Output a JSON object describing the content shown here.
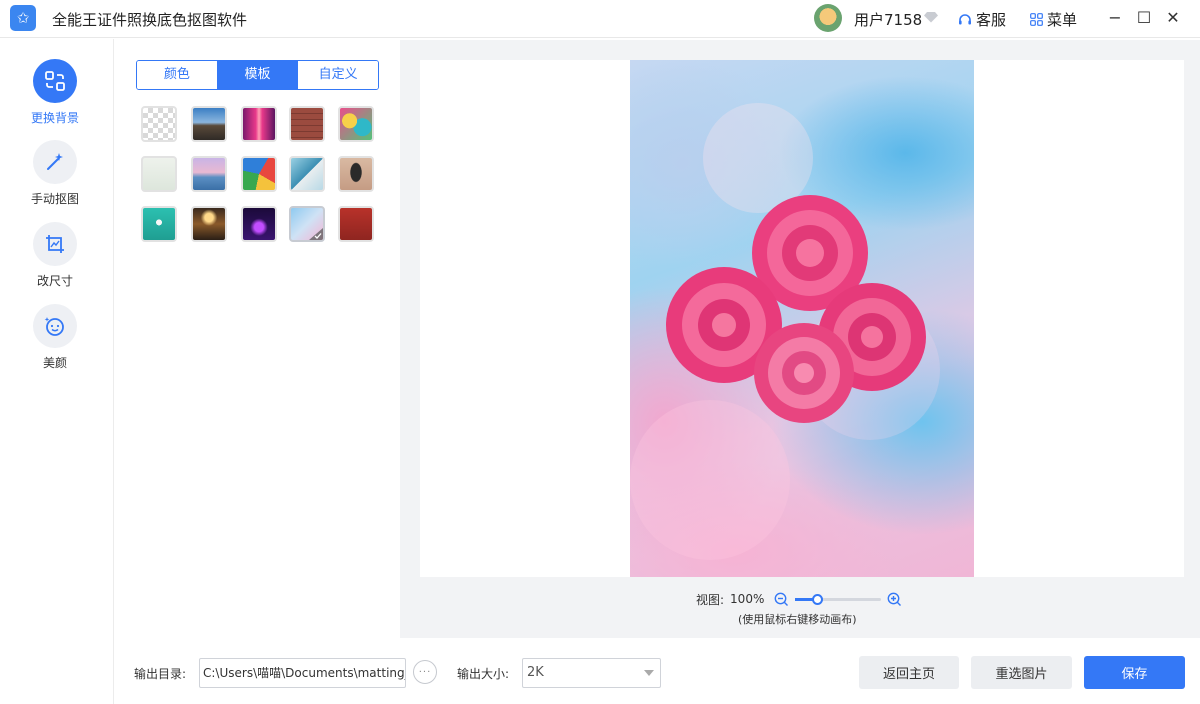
{
  "app": {
    "title": "全能王证件照换底色抠图软件",
    "logo_glyph": "✩"
  },
  "header": {
    "user_name": "用户7158",
    "service_label": "客服",
    "menu_label": "菜单",
    "minimize_glyph": "−",
    "maximize_glyph": "☐",
    "close_glyph": "✕"
  },
  "sidebar": {
    "items": [
      {
        "label": "更换背景",
        "icon": "replace-background-icon",
        "active": true
      },
      {
        "label": "手动抠图",
        "icon": "magic-wand-icon",
        "active": false
      },
      {
        "label": "改尺寸",
        "icon": "crop-image-icon",
        "active": false
      },
      {
        "label": "美颜",
        "icon": "beauty-face-icon",
        "active": false
      }
    ]
  },
  "background_panel": {
    "tabs": [
      {
        "label": "颜色",
        "active": false
      },
      {
        "label": "模板",
        "active": true
      },
      {
        "label": "自定义",
        "active": false
      }
    ],
    "selected_template_index": 13
  },
  "canvas": {
    "zoom_label": "视图:",
    "zoom_value": "100%",
    "zoom_fraction": 0.25,
    "hint": "(使用鼠标右键移动画布)"
  },
  "footer": {
    "output_dir_label": "输出目录:",
    "output_dir_value": "C:\\Users\\喵喵\\Documents\\matting_w",
    "browse_glyph": "···",
    "output_size_label": "输出大小:",
    "output_size_value": "2K",
    "back_home_label": "返回主页",
    "reselect_label": "重选图片",
    "save_label": "保存"
  },
  "colors": {
    "accent": "#3478f6",
    "panel_bg": "#f2f3f5"
  }
}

::::::::

Copy every line of the data word for word, omitting the images.

_SOLUTION FOR THIS EXERCISE:_
Output a JSON object describing the content shown here.
{
  "app": {
    "title": "全能王证件照换底色抠图软件",
    "logo_glyph": "✩"
  },
  "header": {
    "user_name": "用户7158",
    "service_label": "客服",
    "menu_label": "菜单",
    "minimize_glyph": "−",
    "maximize_glyph": "☐",
    "close_glyph": "✕"
  },
  "sidebar": {
    "items": [
      {
        "label": "更换背景",
        "icon": "replace-background-icon",
        "active": true
      },
      {
        "label": "手动抠图",
        "icon": "magic-wand-icon",
        "active": false
      },
      {
        "label": "改尺寸",
        "icon": "crop-image-icon",
        "active": false
      },
      {
        "label": "美颜",
        "icon": "beauty-face-icon",
        "active": false
      }
    ]
  },
  "background_panel": {
    "tabs": [
      {
        "label": "颜色",
        "active": false
      },
      {
        "label": "模板",
        "active": true
      },
      {
        "label": "自定义",
        "active": false
      }
    ],
    "selected_template_index": 13
  },
  "canvas": {
    "zoom_label": "视图:",
    "zoom_value": "100%",
    "zoom_fraction": 0.25,
    "hint": "(使用鼠标右键移动画布)"
  },
  "footer": {
    "output_dir_label": "输出目录:",
    "output_dir_value": "C:\\Users\\喵喵\\Documents\\matting_w",
    "browse_glyph": "···",
    "output_size_label": "输出大小:",
    "output_size_value": "2K",
    "back_home_label": "返回主页",
    "reselect_label": "重选图片",
    "save_label": "保存"
  },
  "colors": {
    "accent": "#3478f6",
    "panel_bg": "#f2f3f5"
  }
}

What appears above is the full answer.